Please write out the complete listing that follows, exactly as it reads.

BEGIN

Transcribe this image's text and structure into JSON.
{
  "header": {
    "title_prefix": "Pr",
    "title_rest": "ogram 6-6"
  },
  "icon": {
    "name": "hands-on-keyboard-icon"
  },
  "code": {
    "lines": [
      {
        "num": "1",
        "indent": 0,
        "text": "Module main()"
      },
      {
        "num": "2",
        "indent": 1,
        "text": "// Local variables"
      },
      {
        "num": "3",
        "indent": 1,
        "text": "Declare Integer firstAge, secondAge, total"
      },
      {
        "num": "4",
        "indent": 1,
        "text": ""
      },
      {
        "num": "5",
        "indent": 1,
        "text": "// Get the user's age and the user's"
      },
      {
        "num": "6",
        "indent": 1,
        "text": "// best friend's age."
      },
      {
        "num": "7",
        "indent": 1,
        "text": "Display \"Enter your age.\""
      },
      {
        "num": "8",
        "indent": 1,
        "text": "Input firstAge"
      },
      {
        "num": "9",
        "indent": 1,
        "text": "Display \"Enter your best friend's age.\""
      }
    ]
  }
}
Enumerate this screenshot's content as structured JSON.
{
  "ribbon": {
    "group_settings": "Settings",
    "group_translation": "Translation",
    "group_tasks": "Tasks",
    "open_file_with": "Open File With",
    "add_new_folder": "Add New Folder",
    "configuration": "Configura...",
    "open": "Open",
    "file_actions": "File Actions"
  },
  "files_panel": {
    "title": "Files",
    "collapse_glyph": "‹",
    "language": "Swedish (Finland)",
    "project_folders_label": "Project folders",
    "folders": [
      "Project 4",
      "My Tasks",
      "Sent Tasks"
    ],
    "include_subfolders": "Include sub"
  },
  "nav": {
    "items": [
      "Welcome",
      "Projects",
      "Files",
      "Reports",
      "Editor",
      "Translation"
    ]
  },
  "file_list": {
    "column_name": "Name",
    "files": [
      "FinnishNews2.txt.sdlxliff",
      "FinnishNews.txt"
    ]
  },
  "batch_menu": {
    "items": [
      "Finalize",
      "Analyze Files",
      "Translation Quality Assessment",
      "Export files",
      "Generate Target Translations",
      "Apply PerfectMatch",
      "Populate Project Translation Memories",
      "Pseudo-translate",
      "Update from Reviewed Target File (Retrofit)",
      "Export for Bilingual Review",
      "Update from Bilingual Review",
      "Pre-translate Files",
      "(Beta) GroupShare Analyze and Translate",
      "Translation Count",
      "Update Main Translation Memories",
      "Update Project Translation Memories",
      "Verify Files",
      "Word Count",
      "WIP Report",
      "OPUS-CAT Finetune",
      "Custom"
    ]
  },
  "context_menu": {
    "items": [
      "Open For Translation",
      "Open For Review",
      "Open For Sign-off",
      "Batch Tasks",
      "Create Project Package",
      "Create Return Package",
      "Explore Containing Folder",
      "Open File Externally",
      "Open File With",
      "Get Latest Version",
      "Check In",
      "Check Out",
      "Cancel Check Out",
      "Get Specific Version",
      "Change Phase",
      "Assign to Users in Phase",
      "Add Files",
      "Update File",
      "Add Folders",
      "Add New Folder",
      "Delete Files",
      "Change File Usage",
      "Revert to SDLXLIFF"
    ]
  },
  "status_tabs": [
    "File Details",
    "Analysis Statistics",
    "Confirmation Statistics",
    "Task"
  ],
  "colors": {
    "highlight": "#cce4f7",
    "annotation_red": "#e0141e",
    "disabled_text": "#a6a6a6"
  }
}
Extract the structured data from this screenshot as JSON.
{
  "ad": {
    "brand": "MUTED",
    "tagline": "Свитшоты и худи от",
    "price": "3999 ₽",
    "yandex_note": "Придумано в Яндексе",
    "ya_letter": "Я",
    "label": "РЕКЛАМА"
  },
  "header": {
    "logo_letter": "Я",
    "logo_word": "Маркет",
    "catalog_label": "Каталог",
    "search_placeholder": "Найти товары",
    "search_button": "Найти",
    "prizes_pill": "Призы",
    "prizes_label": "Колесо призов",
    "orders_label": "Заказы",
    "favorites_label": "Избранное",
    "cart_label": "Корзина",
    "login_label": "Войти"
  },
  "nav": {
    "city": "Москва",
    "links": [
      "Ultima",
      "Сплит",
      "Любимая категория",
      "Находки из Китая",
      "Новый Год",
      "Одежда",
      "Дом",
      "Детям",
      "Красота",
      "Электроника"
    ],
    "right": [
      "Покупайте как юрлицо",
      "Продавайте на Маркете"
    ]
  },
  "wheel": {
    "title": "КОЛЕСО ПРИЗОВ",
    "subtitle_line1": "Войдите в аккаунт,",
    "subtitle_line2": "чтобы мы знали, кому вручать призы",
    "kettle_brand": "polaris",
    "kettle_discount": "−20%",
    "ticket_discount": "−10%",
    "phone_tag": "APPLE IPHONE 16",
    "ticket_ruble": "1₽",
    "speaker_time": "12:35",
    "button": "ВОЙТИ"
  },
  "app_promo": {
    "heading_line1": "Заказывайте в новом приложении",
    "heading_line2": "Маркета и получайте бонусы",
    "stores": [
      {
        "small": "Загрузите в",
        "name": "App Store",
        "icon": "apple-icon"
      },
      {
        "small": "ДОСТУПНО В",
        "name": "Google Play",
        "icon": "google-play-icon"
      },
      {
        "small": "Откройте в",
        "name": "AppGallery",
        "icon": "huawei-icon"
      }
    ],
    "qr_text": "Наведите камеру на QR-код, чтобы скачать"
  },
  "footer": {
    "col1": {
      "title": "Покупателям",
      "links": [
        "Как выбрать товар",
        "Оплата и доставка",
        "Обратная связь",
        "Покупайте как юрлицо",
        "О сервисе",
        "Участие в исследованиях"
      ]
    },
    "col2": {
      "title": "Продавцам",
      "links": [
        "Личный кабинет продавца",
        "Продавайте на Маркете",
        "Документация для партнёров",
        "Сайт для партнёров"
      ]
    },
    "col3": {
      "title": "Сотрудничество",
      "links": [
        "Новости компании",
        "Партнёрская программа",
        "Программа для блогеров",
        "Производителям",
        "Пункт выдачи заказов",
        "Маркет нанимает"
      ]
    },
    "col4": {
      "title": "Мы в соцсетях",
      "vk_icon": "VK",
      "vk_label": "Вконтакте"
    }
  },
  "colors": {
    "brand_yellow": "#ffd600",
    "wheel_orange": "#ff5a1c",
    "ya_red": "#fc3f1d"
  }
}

END

> TASK OUTPUT:
Transcribe this image's text and structure into JSON.
{
  "header": {
    "title_prefix": "Pr",
    "title_rest": "ogram 6-6"
  },
  "icon": {
    "name": "hands-on-keyboard-icon"
  },
  "code": {
    "lines": [
      {
        "num": "1",
        "indent": 0,
        "text": "Module main()"
      },
      {
        "num": "2",
        "indent": 1,
        "text": "// Local variables"
      },
      {
        "num": "3",
        "indent": 1,
        "text": "Declare Integer firstAge, secondAge, total"
      },
      {
        "num": "4",
        "indent": 1,
        "text": ""
      },
      {
        "num": "5",
        "indent": 1,
        "text": "// Get the user's age and the user's"
      },
      {
        "num": "6",
        "indent": 1,
        "text": "// best friend's age."
      },
      {
        "num": "7",
        "indent": 1,
        "text": "Display \"Enter your age.\""
      },
      {
        "num": "8",
        "indent": 1,
        "text": "Input firstAge"
      },
      {
        "num": "9",
        "indent": 1,
        "text": "Display \"Enter your best friend's age.\""
      }
    ]
  }
}
Enumerate this screenshot's content as structured JSON.
{
  "ribbon": {
    "group_settings": "Settings",
    "group_translation": "Translation",
    "group_tasks": "Tasks",
    "open_file_with": "Open File With",
    "add_new_folder": "Add New Folder",
    "configuration": "Configura...",
    "open": "Open",
    "file_actions": "File Actions"
  },
  "files_panel": {
    "title": "Files",
    "collapse_glyph": "‹",
    "language": "Swedish (Finland)",
    "project_folders_label": "Project folders",
    "folders": [
      "Project 4",
      "My Tasks",
      "Sent Tasks"
    ],
    "include_subfolders": "Include sub"
  },
  "nav": {
    "items": [
      "Welcome",
      "Projects",
      "Files",
      "Reports",
      "Editor",
      "Translation"
    ]
  },
  "file_list": {
    "column_name": "Name",
    "files": [
      "FinnishNews2.txt.sdlxliff",
      "FinnishNews.txt"
    ]
  },
  "batch_menu": {
    "items": [
      "Finalize",
      "Analyze Files",
      "Translation Quality Assessment",
      "Export files",
      "Generate Target Translations",
      "Apply PerfectMatch",
      "Populate Project Translation Memories",
      "Pseudo-translate",
      "Update from Reviewed Target File (Retrofit)",
      "Export for Bilingual Review",
      "Update from Bilingual Review",
      "Pre-translate Files",
      "(Beta) GroupShare Analyze and Translate",
      "Translation Count",
      "Update Main Translation Memories",
      "Update Project Translation Memories",
      "Verify Files",
      "Word Count",
      "WIP Report",
      "OPUS-CAT Finetune",
      "Custom"
    ]
  },
  "context_menu": {
    "items": [
      "Open For Translation",
      "Open For Review",
      "Open For Sign-off",
      "Batch Tasks",
      "Create Project Package",
      "Create Return Package",
      "Explore Containing Folder",
      "Open File Externally",
      "Open File With",
      "Get Latest Version",
      "Check In",
      "Check Out",
      "Cancel Check Out",
      "Get Specific Version",
      "Change Phase",
      "Assign to Users in Phase",
      "Add Files",
      "Update File",
      "Add Folders",
      "Add New Folder",
      "Delete Files",
      "Change File Usage",
      "Revert to SDLXLIFF"
    ]
  },
  "status_tabs": [
    "File Details",
    "Analysis Statistics",
    "Confirmation Statistics",
    "Task"
  ],
  "colors": {
    "highlight": "#cce4f7",
    "annotation_red": "#e0141e",
    "disabled_text": "#a6a6a6"
  }
}
Extract the structured data from this screenshot as JSON.
{
  "ad": {
    "brand": "MUTED",
    "tagline": "Свитшоты и худи от",
    "price": "3999 ₽",
    "yandex_note": "Придумано в Яндексе",
    "ya_letter": "Я",
    "label": "РЕКЛАМА"
  },
  "header": {
    "logo_letter": "Я",
    "logo_word": "Маркет",
    "catalog_label": "Каталог",
    "search_placeholder": "Найти товары",
    "search_button": "Найти",
    "prizes_pill": "Призы",
    "prizes_label": "Колесо призов",
    "orders_label": "Заказы",
    "favorites_label": "Избранное",
    "cart_label": "Корзина",
    "login_label": "Войти"
  },
  "nav": {
    "city": "Москва",
    "links": [
      "Ultima",
      "Сплит",
      "Любимая категория",
      "Находки из Китая",
      "Новый Год",
      "Одежда",
      "Дом",
      "Детям",
      "Красота",
      "Электроника"
    ],
    "right": [
      "Покупайте как юрлицо",
      "Продавайте на Маркете"
    ]
  },
  "wheel": {
    "title": "КОЛЕСО ПРИЗОВ",
    "subtitle_line1": "Войдите в аккаунт,",
    "subtitle_line2": "чтобы мы знали, кому вручать призы",
    "kettle_brand": "polaris",
    "kettle_discount": "−20%",
    "ticket_discount": "−10%",
    "phone_tag": "APPLE IPHONE 16",
    "ticket_ruble": "1₽",
    "speaker_time": "12:35",
    "button": "ВОЙТИ"
  },
  "app_promo": {
    "heading_line1": "Заказывайте в новом приложении",
    "heading_line2": "Маркета и получайте бонусы",
    "stores": [
      {
        "small": "Загрузите в",
        "name": "App Store",
        "icon": "apple-icon"
      },
      {
        "small": "ДОСТУПНО В",
        "name": "Google Play",
        "icon": "google-play-icon"
      },
      {
        "small": "Откройте в",
        "name": "AppGallery",
        "icon": "huawei-icon"
      }
    ],
    "qr_text": "Наведите камеру на QR-код, чтобы скачать"
  },
  "footer": {
    "col1": {
      "title": "Покупателям",
      "links": [
        "Как выбрать товар",
        "Оплата и доставка",
        "Обратная связь",
        "Покупайте как юрлицо",
        "О сервисе",
        "Участие в исследованиях"
      ]
    },
    "col2": {
      "title": "Продавцам",
      "links": [
        "Личный кабинет продавца",
        "Продавайте на Маркете",
        "Документация для партнёров",
        "Сайт для партнёров"
      ]
    },
    "col3": {
      "title": "Сотрудничество",
      "links": [
        "Новости компании",
        "Партнёрская программа",
        "Программа для блогеров",
        "Производителям",
        "Пункт выдачи заказов",
        "Маркет нанимает"
      ]
    },
    "col4": {
      "title": "Мы в соцсетях",
      "vk_icon": "VK",
      "vk_label": "Вконтакте"
    }
  },
  "colors": {
    "brand_yellow": "#ffd600",
    "wheel_orange": "#ff5a1c",
    "ya_red": "#fc3f1d"
  }
}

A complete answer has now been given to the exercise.